**Material for this exercise**
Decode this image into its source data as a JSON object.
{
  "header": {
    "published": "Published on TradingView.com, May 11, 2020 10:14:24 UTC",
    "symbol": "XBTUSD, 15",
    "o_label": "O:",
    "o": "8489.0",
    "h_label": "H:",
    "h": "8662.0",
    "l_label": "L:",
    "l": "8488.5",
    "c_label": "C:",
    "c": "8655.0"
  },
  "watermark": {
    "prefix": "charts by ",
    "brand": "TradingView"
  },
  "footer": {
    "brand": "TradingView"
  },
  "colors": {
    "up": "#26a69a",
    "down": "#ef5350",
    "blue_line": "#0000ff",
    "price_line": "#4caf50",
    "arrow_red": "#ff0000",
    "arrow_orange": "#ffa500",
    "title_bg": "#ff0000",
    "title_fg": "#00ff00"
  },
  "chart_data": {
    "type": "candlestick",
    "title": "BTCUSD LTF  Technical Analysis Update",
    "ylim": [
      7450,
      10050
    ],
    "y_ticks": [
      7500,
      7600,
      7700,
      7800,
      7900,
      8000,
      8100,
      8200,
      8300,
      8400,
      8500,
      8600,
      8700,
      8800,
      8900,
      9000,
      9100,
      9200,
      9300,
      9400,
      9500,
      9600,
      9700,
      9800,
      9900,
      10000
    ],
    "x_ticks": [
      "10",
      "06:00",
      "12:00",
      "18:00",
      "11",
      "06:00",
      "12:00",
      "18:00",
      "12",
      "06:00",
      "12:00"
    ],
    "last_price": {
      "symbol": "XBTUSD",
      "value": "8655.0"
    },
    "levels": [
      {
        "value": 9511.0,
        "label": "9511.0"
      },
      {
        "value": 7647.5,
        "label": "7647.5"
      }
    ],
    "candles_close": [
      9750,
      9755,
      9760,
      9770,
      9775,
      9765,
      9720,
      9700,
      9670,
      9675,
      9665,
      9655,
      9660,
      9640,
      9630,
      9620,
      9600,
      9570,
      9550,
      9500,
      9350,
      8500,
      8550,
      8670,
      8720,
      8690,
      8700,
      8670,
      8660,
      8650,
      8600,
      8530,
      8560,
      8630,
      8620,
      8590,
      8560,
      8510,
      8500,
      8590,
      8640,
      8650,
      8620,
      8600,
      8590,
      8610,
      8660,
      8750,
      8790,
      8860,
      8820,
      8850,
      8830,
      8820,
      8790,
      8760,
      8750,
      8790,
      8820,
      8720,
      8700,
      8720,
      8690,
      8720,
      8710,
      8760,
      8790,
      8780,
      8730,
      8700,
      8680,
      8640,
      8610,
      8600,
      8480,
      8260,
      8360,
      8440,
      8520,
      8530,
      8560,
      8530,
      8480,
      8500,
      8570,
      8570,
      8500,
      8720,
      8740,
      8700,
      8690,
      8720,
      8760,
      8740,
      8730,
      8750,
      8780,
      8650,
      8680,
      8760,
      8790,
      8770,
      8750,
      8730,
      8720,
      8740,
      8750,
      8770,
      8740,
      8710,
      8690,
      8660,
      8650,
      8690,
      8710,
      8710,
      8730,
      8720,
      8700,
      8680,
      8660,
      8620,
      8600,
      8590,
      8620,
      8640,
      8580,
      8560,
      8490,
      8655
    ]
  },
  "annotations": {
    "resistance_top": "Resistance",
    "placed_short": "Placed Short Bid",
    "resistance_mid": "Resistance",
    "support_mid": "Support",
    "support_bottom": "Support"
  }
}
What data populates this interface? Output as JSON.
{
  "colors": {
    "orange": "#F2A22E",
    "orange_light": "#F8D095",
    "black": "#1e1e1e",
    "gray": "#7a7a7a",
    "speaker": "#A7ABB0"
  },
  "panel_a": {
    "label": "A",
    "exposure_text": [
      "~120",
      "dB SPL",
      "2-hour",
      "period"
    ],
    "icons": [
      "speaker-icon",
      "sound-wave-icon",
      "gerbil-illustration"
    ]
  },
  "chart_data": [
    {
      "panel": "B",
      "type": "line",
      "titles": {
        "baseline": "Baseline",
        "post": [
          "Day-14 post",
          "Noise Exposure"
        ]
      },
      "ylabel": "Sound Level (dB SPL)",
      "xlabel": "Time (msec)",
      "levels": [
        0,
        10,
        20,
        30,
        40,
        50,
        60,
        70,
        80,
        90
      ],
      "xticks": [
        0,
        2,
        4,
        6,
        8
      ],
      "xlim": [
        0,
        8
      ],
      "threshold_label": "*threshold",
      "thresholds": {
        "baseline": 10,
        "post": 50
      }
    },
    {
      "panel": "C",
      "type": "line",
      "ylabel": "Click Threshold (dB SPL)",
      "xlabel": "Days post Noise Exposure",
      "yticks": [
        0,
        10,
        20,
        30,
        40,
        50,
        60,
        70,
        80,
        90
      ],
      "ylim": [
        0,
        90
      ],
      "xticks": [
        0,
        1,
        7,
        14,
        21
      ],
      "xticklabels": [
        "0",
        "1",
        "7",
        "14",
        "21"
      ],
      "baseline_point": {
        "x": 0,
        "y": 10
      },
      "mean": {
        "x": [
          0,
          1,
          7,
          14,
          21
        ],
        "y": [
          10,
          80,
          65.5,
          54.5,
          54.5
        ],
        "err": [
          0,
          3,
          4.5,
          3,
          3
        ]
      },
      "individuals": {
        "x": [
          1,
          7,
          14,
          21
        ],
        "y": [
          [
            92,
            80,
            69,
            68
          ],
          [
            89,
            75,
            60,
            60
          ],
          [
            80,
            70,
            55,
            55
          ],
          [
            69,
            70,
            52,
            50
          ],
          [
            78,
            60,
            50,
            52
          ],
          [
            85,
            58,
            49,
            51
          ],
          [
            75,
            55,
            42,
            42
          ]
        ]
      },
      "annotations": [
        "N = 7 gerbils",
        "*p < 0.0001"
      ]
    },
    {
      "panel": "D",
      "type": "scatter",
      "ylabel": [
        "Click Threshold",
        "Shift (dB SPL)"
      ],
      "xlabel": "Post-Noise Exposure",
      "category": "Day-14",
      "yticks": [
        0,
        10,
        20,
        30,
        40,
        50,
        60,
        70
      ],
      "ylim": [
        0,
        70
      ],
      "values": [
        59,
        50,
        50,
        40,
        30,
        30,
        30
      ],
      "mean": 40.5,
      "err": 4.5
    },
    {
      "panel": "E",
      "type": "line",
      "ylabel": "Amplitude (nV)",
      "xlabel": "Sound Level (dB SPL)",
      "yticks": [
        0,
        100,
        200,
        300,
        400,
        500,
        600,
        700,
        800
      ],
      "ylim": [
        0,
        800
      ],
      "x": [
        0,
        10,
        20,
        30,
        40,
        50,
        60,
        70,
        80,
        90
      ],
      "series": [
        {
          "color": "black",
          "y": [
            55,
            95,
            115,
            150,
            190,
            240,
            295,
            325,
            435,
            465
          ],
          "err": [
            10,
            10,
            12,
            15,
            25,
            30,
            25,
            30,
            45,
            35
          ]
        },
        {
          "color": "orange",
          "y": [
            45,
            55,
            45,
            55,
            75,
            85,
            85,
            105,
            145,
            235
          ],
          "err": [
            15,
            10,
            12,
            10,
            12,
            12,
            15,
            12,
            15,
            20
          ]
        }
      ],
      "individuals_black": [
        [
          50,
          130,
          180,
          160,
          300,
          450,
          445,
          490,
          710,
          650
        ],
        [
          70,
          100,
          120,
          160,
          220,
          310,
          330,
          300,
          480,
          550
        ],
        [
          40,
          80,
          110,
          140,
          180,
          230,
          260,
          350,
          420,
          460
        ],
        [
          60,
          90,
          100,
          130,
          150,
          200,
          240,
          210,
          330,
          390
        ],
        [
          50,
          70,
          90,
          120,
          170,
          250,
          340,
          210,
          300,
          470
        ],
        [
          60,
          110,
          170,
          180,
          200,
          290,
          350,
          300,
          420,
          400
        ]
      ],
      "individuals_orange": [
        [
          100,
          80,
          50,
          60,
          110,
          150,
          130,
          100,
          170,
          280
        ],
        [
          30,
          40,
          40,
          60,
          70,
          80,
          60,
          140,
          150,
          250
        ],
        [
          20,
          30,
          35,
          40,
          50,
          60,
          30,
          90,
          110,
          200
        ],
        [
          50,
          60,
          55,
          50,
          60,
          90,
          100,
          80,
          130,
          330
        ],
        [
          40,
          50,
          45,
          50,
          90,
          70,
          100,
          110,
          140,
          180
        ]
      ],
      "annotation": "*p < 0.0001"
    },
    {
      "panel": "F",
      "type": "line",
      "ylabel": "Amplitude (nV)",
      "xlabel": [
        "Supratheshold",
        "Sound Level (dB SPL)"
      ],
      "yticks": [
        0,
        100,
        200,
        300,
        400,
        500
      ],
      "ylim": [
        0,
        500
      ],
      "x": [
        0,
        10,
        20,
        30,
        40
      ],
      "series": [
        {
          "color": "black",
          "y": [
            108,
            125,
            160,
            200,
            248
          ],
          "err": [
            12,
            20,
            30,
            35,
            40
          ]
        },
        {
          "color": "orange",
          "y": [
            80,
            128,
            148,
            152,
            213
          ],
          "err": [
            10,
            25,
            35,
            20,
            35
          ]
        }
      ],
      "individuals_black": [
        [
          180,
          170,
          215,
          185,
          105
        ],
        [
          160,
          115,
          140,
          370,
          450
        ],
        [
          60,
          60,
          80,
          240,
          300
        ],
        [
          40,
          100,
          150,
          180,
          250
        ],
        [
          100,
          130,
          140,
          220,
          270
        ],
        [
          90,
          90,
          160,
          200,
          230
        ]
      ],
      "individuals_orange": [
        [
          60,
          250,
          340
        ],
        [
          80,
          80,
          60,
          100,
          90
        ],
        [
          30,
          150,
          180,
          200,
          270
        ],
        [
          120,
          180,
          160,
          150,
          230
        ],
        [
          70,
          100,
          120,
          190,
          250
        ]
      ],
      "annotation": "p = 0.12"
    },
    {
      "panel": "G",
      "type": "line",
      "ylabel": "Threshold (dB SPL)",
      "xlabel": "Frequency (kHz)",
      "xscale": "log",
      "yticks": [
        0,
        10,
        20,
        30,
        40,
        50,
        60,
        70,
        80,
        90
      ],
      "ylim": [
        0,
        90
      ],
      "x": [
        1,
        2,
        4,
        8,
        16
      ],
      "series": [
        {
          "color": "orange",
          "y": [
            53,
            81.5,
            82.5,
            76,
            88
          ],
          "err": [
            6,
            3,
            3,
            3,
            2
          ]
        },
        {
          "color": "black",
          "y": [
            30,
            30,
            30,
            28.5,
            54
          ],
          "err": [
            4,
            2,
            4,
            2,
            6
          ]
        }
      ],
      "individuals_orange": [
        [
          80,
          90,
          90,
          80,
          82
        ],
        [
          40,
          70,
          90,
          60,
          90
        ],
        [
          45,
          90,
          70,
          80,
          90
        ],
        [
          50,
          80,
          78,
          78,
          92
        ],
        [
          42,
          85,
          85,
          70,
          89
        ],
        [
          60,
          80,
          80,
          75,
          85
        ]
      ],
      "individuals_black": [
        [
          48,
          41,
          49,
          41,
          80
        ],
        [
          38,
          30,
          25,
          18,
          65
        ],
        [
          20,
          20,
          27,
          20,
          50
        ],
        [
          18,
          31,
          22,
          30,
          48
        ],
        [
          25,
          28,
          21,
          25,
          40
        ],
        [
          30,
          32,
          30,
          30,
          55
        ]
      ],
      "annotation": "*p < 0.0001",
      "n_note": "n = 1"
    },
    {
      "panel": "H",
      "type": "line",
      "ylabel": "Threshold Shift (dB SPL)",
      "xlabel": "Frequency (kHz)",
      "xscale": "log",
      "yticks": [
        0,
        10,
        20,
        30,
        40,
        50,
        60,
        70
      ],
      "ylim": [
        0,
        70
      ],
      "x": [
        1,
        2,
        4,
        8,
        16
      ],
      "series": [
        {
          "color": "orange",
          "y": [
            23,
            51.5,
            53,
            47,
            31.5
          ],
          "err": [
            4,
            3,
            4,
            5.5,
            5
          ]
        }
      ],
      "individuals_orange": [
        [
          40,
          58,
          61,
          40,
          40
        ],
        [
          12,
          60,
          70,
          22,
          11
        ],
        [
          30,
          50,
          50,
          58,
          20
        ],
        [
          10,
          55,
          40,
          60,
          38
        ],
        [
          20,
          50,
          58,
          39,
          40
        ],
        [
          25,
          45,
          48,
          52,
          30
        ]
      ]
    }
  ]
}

**Short problem**
Gather all lines from the records above in which "Support" appears.

**Solution below**
    "support_mid": "Support",
    "support_bottom": "Support"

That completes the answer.